## [Dataset entries]
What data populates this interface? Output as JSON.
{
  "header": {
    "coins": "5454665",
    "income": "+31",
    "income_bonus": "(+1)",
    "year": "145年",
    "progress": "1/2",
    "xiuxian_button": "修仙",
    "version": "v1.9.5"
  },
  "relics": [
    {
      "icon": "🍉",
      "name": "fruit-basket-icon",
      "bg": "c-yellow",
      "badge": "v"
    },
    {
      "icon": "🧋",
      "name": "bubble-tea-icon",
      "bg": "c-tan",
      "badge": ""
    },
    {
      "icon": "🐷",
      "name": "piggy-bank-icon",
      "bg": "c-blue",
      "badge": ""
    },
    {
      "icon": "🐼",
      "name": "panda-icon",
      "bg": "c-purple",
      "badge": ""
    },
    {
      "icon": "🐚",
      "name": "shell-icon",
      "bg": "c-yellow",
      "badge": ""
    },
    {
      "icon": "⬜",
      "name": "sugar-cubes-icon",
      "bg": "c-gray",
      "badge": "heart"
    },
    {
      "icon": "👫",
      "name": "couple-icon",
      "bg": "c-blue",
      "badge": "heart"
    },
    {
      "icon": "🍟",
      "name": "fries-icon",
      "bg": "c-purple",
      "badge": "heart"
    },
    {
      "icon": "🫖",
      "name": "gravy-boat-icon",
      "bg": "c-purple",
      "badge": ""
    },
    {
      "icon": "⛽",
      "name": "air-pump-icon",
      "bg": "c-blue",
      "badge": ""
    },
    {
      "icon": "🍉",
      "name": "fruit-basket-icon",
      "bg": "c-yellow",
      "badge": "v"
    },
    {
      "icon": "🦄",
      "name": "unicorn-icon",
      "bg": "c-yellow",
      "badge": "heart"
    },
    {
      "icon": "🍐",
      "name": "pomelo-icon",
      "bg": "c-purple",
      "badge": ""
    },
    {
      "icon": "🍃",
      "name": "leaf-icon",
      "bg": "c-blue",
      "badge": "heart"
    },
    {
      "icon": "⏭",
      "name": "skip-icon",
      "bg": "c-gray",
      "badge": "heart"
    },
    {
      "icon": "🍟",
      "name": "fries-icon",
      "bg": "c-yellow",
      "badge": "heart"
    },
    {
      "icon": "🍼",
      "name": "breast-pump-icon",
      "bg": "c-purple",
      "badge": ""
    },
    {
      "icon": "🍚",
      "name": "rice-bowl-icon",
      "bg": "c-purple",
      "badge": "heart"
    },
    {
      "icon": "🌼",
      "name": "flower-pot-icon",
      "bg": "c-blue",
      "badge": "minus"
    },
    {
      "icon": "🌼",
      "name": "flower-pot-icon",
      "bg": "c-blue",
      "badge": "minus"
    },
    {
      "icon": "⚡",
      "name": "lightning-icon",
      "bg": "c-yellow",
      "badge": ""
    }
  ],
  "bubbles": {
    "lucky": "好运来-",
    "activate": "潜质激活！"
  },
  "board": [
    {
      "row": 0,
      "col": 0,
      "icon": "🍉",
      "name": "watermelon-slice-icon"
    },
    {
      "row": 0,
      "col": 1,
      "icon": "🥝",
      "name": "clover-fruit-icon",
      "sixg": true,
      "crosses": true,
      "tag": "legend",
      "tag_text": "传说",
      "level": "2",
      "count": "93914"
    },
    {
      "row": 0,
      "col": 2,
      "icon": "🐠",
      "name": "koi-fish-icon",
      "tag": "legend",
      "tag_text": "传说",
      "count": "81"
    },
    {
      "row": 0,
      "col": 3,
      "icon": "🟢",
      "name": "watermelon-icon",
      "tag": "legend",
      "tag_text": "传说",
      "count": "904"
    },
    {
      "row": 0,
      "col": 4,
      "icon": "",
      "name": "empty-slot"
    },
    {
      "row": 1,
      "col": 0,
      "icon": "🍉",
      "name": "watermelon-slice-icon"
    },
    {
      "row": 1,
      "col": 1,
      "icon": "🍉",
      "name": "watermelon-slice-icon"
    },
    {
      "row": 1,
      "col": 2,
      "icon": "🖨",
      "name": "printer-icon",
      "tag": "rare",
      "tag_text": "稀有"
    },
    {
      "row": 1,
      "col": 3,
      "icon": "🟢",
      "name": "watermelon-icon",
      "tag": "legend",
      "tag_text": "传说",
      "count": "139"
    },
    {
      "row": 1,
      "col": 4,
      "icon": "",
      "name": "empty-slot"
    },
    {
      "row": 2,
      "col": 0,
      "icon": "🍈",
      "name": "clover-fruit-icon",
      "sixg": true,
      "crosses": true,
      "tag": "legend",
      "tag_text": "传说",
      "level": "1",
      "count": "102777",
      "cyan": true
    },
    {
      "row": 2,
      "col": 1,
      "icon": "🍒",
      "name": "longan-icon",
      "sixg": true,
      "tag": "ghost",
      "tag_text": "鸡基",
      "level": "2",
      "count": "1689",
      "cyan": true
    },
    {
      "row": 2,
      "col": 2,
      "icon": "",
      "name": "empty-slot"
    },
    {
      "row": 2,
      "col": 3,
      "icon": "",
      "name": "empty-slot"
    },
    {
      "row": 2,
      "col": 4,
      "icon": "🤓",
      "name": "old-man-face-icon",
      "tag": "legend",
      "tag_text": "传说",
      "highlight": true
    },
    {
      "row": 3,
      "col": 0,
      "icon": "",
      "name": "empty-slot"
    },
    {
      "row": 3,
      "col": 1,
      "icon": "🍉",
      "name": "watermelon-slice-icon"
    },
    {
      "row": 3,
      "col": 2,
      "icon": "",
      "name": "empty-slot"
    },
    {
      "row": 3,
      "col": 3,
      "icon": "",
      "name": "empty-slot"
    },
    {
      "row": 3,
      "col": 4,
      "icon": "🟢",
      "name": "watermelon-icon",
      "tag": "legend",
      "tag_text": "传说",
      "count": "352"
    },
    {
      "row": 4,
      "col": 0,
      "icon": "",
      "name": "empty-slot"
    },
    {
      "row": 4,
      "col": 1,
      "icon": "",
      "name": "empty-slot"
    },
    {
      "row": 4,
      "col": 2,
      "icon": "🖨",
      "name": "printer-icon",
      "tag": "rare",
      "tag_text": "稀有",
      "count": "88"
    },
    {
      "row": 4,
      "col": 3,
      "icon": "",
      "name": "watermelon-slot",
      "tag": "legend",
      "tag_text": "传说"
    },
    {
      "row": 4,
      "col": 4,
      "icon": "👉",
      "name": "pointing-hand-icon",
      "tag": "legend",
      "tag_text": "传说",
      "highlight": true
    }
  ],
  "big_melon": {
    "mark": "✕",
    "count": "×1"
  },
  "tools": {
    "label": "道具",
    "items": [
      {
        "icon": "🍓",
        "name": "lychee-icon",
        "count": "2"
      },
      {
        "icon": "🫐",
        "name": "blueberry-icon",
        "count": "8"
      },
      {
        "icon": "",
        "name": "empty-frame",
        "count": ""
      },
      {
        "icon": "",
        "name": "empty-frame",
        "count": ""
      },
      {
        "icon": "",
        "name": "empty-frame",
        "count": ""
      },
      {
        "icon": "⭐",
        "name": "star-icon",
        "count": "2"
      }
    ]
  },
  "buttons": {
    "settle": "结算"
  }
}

## [Exercise task]
Using the listing above, please repeat every entry exactly.

## [Worked answer]
What data populates this interface? Output as JSON.
{
  "header": {
    "coins": "5454665",
    "income": "+31",
    "income_bonus": "(+1)",
    "year": "145年",
    "progress": "1/2",
    "xiuxian_button": "修仙",
    "version": "v1.9.5"
  },
  "relics": [
    {
      "icon": "🍉",
      "name": "fruit-basket-icon",
      "bg": "c-yellow",
      "badge": "v"
    },
    {
      "icon": "🧋",
      "name": "bubble-tea-icon",
      "bg": "c-tan",
      "badge": ""
    },
    {
      "icon": "🐷",
      "name": "piggy-bank-icon",
      "bg": "c-blue",
      "badge": ""
    },
    {
      "icon": "🐼",
      "name": "panda-icon",
      "bg": "c-purple",
      "badge": ""
    },
    {
      "icon": "🐚",
      "name": "shell-icon",
      "bg": "c-yellow",
      "badge": ""
    },
    {
      "icon": "⬜",
      "name": "sugar-cubes-icon",
      "bg": "c-gray",
      "badge": "heart"
    },
    {
      "icon": "👫",
      "name": "couple-icon",
      "bg": "c-blue",
      "badge": "heart"
    },
    {
      "icon": "🍟",
      "name": "fries-icon",
      "bg": "c-purple",
      "badge": "heart"
    },
    {
      "icon": "🫖",
      "name": "gravy-boat-icon",
      "bg": "c-purple",
      "badge": ""
    },
    {
      "icon": "⛽",
      "name": "air-pump-icon",
      "bg": "c-blue",
      "badge": ""
    },
    {
      "icon": "🍉",
      "name": "fruit-basket-icon",
      "bg": "c-yellow",
      "badge": "v"
    },
    {
      "icon": "🦄",
      "name": "unicorn-icon",
      "bg": "c-yellow",
      "badge": "heart"
    },
    {
      "icon": "🍐",
      "name": "pomelo-icon",
      "bg": "c-purple",
      "badge": ""
    },
    {
      "icon": "🍃",
      "name": "leaf-icon",
      "bg": "c-blue",
      "badge": "heart"
    },
    {
      "icon": "⏭",
      "name": "skip-icon",
      "bg": "c-gray",
      "badge": "heart"
    },
    {
      "icon": "🍟",
      "name": "fries-icon",
      "bg": "c-yellow",
      "badge": "heart"
    },
    {
      "icon": "🍼",
      "name": "breast-pump-icon",
      "bg": "c-purple",
      "badge": ""
    },
    {
      "icon": "🍚",
      "name": "rice-bowl-icon",
      "bg": "c-purple",
      "badge": "heart"
    },
    {
      "icon": "🌼",
      "name": "flower-pot-icon",
      "bg": "c-blue",
      "badge": "minus"
    },
    {
      "icon": "🌼",
      "name": "flower-pot-icon",
      "bg": "c-blue",
      "badge": "minus"
    },
    {
      "icon": "⚡",
      "name": "lightning-icon",
      "bg": "c-yellow",
      "badge": ""
    }
  ],
  "bubbles": {
    "lucky": "好运来-",
    "activate": "潜质激活！"
  },
  "board": [
    {
      "row": 0,
      "col": 0,
      "icon": "🍉",
      "name": "watermelon-slice-icon"
    },
    {
      "row": 0,
      "col": 1,
      "icon": "🥝",
      "name": "clover-fruit-icon",
      "sixg": true,
      "crosses": true,
      "tag": "legend",
      "tag_text": "传说",
      "level": "2",
      "count": "93914"
    },
    {
      "row": 0,
      "col": 2,
      "icon": "🐠",
      "name": "koi-fish-icon",
      "tag": "legend",
      "tag_text": "传说",
      "count": "81"
    },
    {
      "row": 0,
      "col": 3,
      "icon": "🟢",
      "name": "watermelon-icon",
      "tag": "legend",
      "tag_text": "传说",
      "count": "904"
    },
    {
      "row": 0,
      "col": 4,
      "icon": "",
      "name": "empty-slot"
    },
    {
      "row": 1,
      "col": 0,
      "icon": "🍉",
      "name": "watermelon-slice-icon"
    },
    {
      "row": 1,
      "col": 1,
      "icon": "🍉",
      "name": "watermelon-slice-icon"
    },
    {
      "row": 1,
      "col": 2,
      "icon": "🖨",
      "name": "printer-icon",
      "tag": "rare",
      "tag_text": "稀有"
    },
    {
      "row": 1,
      "col": 3,
      "icon": "🟢",
      "name": "watermelon-icon",
      "tag": "legend",
      "tag_text": "传说",
      "count": "139"
    },
    {
      "row": 1,
      "col": 4,
      "icon": "",
      "name": "empty-slot"
    },
    {
      "row": 2,
      "col": 0,
      "icon": "🍈",
      "name": "clover-fruit-icon",
      "sixg": true,
      "crosses": true,
      "tag": "legend",
      "tag_text": "传说",
      "level": "1",
      "count": "102777",
      "cyan": true
    },
    {
      "row": 2,
      "col": 1,
      "icon": "🍒",
      "name": "longan-icon",
      "sixg": true,
      "tag": "ghost",
      "tag_text": "鸡基",
      "level": "2",
      "count": "1689",
      "cyan": true
    },
    {
      "row": 2,
      "col": 2,
      "icon": "",
      "name": "empty-slot"
    },
    {
      "row": 2,
      "col": 3,
      "icon": "",
      "name": "empty-slot"
    },
    {
      "row": 2,
      "col": 4,
      "icon": "🤓",
      "name": "old-man-face-icon",
      "tag": "legend",
      "tag_text": "传说",
      "highlight": true
    },
    {
      "row": 3,
      "col": 0,
      "icon": "",
      "name": "empty-slot"
    },
    {
      "row": 3,
      "col": 1,
      "icon": "🍉",
      "name": "watermelon-slice-icon"
    },
    {
      "row": 3,
      "col": 2,
      "icon": "",
      "name": "empty-slot"
    },
    {
      "row": 3,
      "col": 3,
      "icon": "",
      "name": "empty-slot"
    },
    {
      "row": 3,
      "col": 4,
      "icon": "🟢",
      "name": "watermelon-icon",
      "tag": "legend",
      "tag_text": "传说",
      "count": "352"
    },
    {
      "row": 4,
      "col": 0,
      "icon": "",
      "name": "empty-slot"
    },
    {
      "row": 4,
      "col": 1,
      "icon": "",
      "name": "empty-slot"
    },
    {
      "row": 4,
      "col": 2,
      "icon": "🖨",
      "name": "printer-icon",
      "tag": "rare",
      "tag_text": "稀有",
      "count": "88"
    },
    {
      "row": 4,
      "col": 3,
      "icon": "",
      "name": "watermelon-slot",
      "tag": "legend",
      "tag_text": "传说"
    },
    {
      "row": 4,
      "col": 4,
      "icon": "👉",
      "name": "pointing-hand-icon",
      "tag": "legend",
      "tag_text": "传说",
      "highlight": true
    }
  ],
  "big_melon": {
    "mark": "✕",
    "count": "×1"
  },
  "tools": {
    "label": "道具",
    "items": [
      {
        "icon": "🍓",
        "name": "lychee-icon",
        "count": "2"
      },
      {
        "icon": "🫐",
        "name": "blueberry-icon",
        "count": "8"
      },
      {
        "icon": "",
        "name": "empty-frame",
        "count": ""
      },
      {
        "icon": "",
        "name": "empty-frame",
        "count": ""
      },
      {
        "icon": "",
        "name": "empty-frame",
        "count": ""
      },
      {
        "icon": "⭐",
        "name": "star-icon",
        "count": "2"
      }
    ]
  },
  "buttons": {
    "settle": "结算"
  }
}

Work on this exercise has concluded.